| Stated goal |
Rewrite the records from the line containing "where is each" through the line containing "- shortcut-launch[interactable]: L", changing "screenshot" to "screen capture" and keeping everything else the same. Return only those lines, and leave out the pictures.
BEGIN Given data
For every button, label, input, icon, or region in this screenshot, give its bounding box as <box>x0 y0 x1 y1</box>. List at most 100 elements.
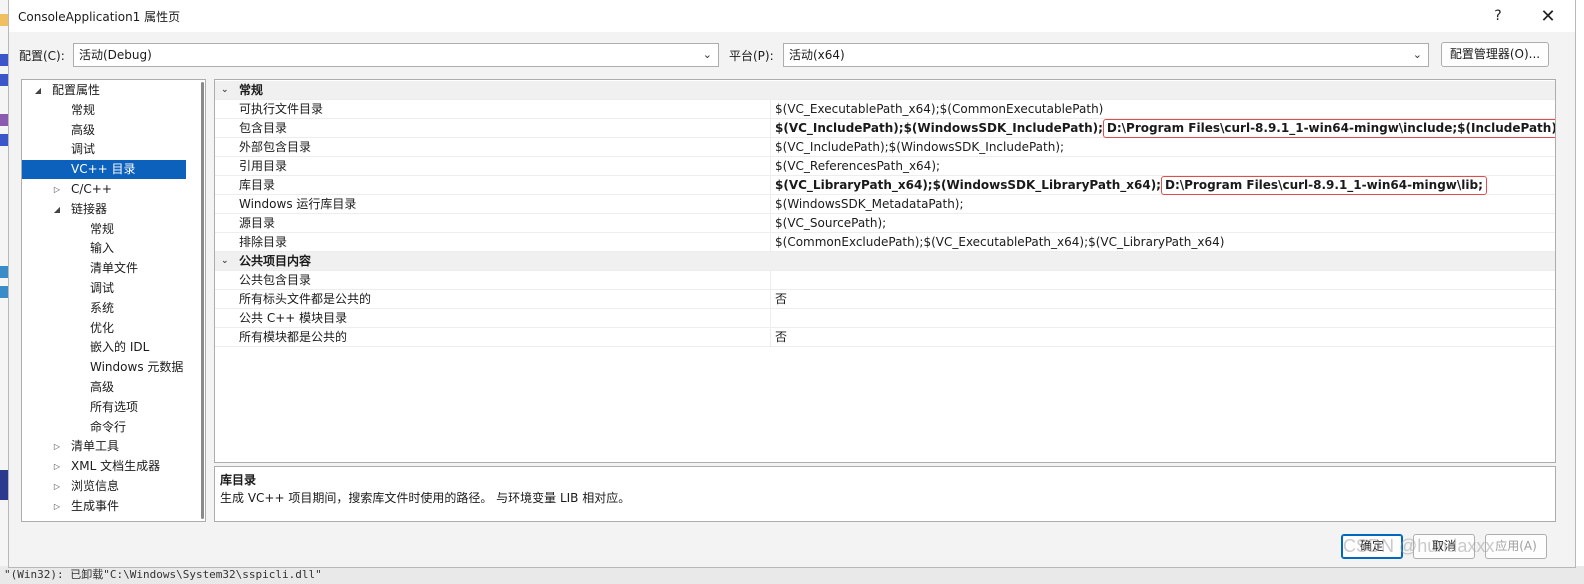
END Given data
BEGIN Given data
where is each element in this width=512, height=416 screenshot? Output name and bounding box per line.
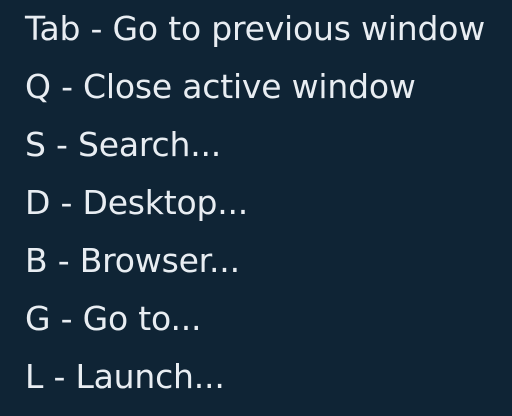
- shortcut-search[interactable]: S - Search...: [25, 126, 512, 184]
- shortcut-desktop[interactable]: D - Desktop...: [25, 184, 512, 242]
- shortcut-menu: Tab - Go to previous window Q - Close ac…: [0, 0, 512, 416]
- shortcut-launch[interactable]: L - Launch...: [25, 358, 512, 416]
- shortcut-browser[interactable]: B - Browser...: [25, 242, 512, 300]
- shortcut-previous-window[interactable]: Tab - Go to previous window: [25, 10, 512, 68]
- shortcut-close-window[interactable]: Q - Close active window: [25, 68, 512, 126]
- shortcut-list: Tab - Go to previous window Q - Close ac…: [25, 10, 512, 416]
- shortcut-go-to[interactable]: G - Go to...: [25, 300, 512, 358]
END Given data
BEGIN Given data
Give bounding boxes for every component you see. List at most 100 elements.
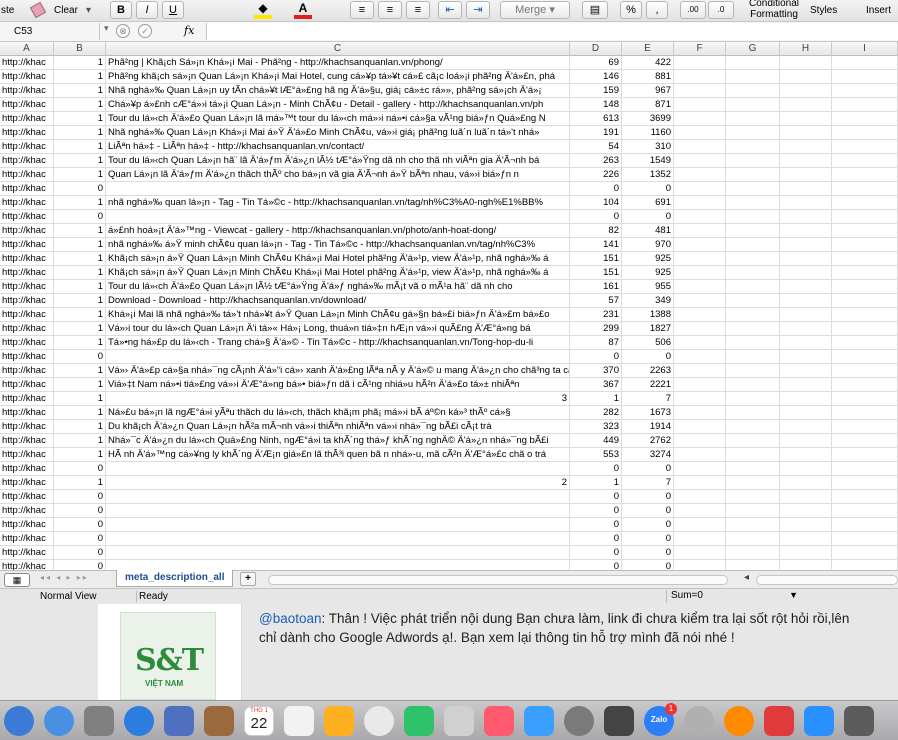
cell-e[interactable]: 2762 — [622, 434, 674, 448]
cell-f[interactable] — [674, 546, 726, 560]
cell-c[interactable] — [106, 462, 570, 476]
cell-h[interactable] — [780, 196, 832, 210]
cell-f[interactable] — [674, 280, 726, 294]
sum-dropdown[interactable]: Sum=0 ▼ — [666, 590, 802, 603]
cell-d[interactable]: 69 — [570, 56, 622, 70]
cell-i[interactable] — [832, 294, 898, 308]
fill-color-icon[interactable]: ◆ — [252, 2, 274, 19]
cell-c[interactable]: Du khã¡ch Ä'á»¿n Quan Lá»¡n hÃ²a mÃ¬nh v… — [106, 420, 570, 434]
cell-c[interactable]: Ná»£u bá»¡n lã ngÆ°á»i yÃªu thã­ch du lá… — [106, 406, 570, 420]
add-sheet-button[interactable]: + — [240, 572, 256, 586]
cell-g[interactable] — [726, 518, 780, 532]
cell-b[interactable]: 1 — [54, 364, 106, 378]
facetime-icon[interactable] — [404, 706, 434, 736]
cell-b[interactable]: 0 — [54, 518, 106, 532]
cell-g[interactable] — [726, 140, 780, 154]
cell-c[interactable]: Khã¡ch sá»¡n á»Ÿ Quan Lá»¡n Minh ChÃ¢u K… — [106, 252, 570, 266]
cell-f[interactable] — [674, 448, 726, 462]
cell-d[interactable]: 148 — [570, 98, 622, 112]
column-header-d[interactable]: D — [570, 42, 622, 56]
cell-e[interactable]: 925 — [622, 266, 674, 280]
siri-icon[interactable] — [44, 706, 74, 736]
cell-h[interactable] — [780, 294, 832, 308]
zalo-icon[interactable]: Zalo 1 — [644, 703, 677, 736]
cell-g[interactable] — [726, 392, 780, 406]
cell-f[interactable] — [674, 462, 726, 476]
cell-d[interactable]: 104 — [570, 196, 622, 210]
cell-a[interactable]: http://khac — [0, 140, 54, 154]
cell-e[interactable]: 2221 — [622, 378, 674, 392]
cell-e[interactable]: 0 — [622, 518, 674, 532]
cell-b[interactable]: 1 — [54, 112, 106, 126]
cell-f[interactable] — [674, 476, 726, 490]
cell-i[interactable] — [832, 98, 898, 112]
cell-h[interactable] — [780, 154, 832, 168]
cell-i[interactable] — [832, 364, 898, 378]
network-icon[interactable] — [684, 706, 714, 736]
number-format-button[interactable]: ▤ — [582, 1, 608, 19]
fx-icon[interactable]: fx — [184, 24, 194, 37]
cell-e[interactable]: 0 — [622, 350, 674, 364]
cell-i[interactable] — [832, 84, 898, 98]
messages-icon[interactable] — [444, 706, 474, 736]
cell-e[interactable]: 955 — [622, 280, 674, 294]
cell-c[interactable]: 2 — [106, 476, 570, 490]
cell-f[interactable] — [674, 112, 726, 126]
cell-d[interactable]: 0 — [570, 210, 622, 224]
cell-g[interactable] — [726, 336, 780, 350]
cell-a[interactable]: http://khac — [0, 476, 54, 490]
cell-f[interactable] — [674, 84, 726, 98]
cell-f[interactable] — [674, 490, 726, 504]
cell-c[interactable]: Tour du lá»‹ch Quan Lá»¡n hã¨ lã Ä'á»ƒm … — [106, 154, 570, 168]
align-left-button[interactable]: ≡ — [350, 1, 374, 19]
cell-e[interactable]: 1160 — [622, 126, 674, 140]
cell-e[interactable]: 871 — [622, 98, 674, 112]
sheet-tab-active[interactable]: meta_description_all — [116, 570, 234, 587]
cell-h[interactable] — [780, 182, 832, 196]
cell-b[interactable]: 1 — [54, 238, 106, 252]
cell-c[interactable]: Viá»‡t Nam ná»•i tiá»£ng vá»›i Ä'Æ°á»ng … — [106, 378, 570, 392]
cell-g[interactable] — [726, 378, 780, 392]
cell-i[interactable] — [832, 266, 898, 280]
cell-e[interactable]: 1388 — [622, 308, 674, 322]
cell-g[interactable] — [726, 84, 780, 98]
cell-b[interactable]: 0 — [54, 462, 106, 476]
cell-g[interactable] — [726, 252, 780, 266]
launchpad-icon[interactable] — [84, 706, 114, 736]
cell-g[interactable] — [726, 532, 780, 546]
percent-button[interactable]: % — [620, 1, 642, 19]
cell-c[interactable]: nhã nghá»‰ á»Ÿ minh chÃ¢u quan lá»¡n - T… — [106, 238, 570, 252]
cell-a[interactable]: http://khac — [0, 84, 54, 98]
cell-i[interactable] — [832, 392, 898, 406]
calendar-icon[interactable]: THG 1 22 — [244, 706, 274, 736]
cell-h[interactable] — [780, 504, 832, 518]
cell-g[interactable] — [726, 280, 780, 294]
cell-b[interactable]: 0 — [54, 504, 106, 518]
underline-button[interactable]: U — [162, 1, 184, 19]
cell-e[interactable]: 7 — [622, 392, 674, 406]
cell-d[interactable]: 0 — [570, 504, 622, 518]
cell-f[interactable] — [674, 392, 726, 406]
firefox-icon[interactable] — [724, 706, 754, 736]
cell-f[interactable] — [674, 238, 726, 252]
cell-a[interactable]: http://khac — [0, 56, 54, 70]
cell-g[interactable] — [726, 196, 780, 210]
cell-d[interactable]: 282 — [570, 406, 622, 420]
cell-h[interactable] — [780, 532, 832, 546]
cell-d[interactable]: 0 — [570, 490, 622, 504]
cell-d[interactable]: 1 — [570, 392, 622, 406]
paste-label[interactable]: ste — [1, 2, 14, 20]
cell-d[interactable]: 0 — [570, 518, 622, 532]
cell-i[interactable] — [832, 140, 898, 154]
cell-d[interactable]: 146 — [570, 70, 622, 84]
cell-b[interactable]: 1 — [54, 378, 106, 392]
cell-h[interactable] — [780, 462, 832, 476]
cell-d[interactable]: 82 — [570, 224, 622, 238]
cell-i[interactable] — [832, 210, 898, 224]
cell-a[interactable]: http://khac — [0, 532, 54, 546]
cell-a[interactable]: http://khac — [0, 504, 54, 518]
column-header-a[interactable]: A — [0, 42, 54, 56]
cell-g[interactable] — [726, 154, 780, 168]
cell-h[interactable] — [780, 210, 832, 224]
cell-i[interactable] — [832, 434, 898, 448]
END Given data
| Expected answer |
where is each element in this width=512, height=416 screen capture? Output name and bounding box per line.
- shortcut-search[interactable]: S - Search...: [25, 126, 512, 184]
- shortcut-desktop[interactable]: D - Desktop...: [25, 184, 512, 242]
- shortcut-menu: Tab - Go to previous window Q - Close ac…: [0, 0, 512, 416]
- shortcut-launch[interactable]: L - Launch...: [25, 358, 512, 416]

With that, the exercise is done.